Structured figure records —

···

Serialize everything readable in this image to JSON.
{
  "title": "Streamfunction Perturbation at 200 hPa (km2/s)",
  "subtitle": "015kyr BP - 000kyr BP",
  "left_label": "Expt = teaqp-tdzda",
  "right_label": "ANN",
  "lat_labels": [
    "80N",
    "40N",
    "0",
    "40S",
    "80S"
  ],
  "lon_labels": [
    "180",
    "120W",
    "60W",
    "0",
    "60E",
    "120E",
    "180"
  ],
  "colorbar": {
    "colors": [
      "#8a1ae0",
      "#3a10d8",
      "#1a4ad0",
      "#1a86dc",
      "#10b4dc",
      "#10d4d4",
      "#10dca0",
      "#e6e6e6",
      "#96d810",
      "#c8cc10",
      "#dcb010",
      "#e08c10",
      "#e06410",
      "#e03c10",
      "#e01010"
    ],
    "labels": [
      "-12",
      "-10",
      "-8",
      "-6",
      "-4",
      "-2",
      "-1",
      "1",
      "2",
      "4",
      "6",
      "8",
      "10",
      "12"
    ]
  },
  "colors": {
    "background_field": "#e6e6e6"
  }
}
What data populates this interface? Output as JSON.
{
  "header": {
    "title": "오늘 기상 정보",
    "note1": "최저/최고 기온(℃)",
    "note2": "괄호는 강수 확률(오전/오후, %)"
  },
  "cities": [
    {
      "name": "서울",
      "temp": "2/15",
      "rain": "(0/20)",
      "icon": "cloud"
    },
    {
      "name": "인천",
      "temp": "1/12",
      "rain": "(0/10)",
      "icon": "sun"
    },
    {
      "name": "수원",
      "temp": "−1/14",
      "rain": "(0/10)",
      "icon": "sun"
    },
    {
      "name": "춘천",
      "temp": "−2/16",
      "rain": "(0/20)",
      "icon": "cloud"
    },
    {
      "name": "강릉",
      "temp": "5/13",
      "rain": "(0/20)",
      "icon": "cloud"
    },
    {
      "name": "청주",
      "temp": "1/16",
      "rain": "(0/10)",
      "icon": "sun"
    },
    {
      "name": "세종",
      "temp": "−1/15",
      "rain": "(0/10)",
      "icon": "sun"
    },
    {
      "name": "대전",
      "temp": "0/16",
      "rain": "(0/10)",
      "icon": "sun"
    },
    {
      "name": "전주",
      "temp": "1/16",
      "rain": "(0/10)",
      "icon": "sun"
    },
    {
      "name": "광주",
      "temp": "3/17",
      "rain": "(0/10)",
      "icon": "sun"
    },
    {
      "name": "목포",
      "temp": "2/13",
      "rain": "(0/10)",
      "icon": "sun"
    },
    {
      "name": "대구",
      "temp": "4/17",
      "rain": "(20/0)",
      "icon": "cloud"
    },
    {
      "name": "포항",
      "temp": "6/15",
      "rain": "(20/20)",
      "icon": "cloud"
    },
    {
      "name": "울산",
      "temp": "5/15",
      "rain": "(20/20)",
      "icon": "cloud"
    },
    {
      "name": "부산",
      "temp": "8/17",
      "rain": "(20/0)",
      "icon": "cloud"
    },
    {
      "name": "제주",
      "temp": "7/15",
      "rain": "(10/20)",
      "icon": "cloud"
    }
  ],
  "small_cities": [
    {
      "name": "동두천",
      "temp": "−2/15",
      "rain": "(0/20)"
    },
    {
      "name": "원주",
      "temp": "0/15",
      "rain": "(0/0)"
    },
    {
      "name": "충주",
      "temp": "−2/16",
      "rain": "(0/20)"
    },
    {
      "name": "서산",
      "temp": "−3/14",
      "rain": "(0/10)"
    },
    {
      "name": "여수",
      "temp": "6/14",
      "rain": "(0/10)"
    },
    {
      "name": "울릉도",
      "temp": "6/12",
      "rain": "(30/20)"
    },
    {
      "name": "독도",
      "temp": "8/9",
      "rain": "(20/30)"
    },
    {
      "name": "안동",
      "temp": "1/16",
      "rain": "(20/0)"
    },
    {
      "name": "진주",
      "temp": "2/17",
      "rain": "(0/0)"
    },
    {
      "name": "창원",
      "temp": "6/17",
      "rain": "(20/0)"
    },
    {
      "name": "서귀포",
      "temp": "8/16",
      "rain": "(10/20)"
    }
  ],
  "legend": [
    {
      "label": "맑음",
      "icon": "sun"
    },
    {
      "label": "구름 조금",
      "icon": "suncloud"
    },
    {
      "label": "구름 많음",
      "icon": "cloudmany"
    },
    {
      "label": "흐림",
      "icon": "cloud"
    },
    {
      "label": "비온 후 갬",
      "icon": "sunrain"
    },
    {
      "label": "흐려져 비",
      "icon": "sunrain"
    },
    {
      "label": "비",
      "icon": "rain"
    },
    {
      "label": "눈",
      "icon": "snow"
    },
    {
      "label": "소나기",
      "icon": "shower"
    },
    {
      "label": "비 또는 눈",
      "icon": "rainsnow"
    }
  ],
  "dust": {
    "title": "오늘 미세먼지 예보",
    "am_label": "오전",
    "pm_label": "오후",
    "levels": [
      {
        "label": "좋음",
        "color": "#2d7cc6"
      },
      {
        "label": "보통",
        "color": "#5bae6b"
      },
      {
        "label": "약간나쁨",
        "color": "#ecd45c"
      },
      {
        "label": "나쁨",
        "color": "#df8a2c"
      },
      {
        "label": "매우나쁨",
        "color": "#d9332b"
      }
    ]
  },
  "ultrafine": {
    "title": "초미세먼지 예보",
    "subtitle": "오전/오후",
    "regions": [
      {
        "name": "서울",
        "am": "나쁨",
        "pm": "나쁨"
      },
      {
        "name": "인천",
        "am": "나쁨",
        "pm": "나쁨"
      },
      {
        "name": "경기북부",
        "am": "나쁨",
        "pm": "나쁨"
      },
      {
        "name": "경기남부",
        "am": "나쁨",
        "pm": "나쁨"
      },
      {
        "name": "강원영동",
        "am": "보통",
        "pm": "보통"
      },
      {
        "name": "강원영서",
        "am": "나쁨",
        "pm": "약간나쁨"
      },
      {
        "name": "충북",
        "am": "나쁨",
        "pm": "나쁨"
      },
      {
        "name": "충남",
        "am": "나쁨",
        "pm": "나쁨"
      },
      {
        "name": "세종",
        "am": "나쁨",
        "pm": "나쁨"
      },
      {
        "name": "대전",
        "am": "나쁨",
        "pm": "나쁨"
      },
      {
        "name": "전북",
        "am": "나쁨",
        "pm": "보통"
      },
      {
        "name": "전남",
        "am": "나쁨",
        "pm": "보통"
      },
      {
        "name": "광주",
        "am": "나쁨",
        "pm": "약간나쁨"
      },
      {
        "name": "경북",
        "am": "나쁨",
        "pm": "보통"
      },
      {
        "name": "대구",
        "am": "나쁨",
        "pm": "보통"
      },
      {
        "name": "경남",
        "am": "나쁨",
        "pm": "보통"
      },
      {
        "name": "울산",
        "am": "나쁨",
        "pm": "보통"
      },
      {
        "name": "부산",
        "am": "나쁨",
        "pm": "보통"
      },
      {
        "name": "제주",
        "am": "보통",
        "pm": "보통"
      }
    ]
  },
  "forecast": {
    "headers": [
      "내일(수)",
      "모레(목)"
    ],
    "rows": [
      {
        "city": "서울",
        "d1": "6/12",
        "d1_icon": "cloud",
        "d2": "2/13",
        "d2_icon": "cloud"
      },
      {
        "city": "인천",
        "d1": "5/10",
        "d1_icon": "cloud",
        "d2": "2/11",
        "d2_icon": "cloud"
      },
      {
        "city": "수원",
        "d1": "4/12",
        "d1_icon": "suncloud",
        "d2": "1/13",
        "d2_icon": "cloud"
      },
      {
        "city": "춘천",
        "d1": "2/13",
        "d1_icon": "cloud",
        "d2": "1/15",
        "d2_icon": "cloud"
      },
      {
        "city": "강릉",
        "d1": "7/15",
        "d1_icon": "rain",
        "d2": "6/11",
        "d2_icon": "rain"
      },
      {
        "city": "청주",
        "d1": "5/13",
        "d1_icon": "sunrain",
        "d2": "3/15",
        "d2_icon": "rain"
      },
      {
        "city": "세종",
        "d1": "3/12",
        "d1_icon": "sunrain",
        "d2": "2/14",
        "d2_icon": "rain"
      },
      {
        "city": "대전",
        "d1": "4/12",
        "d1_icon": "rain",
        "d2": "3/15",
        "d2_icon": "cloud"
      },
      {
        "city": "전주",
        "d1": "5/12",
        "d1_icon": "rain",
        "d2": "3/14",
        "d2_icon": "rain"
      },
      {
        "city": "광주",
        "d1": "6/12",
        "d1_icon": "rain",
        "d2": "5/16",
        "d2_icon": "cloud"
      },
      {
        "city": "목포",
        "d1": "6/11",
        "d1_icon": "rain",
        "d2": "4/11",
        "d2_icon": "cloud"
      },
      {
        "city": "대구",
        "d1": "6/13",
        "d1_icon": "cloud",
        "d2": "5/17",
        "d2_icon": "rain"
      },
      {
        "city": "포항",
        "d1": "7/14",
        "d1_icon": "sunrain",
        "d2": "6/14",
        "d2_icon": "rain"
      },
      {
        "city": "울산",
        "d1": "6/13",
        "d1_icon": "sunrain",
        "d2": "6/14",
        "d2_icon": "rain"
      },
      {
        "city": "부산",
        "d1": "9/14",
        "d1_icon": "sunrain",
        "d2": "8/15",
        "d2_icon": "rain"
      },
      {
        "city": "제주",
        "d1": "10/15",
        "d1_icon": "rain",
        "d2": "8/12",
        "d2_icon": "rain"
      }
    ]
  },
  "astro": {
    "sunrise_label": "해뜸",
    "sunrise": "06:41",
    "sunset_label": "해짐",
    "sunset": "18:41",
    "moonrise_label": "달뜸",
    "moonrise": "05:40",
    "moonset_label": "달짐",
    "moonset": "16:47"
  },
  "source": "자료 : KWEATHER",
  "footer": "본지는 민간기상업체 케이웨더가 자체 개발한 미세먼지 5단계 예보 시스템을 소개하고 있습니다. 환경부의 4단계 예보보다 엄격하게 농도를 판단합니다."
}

···

Work to complete —
Copy out every line that includes the word "this".

Full answer —
Serialize everything readable in this image to JSON.
What data populates this interface? Output as JSON.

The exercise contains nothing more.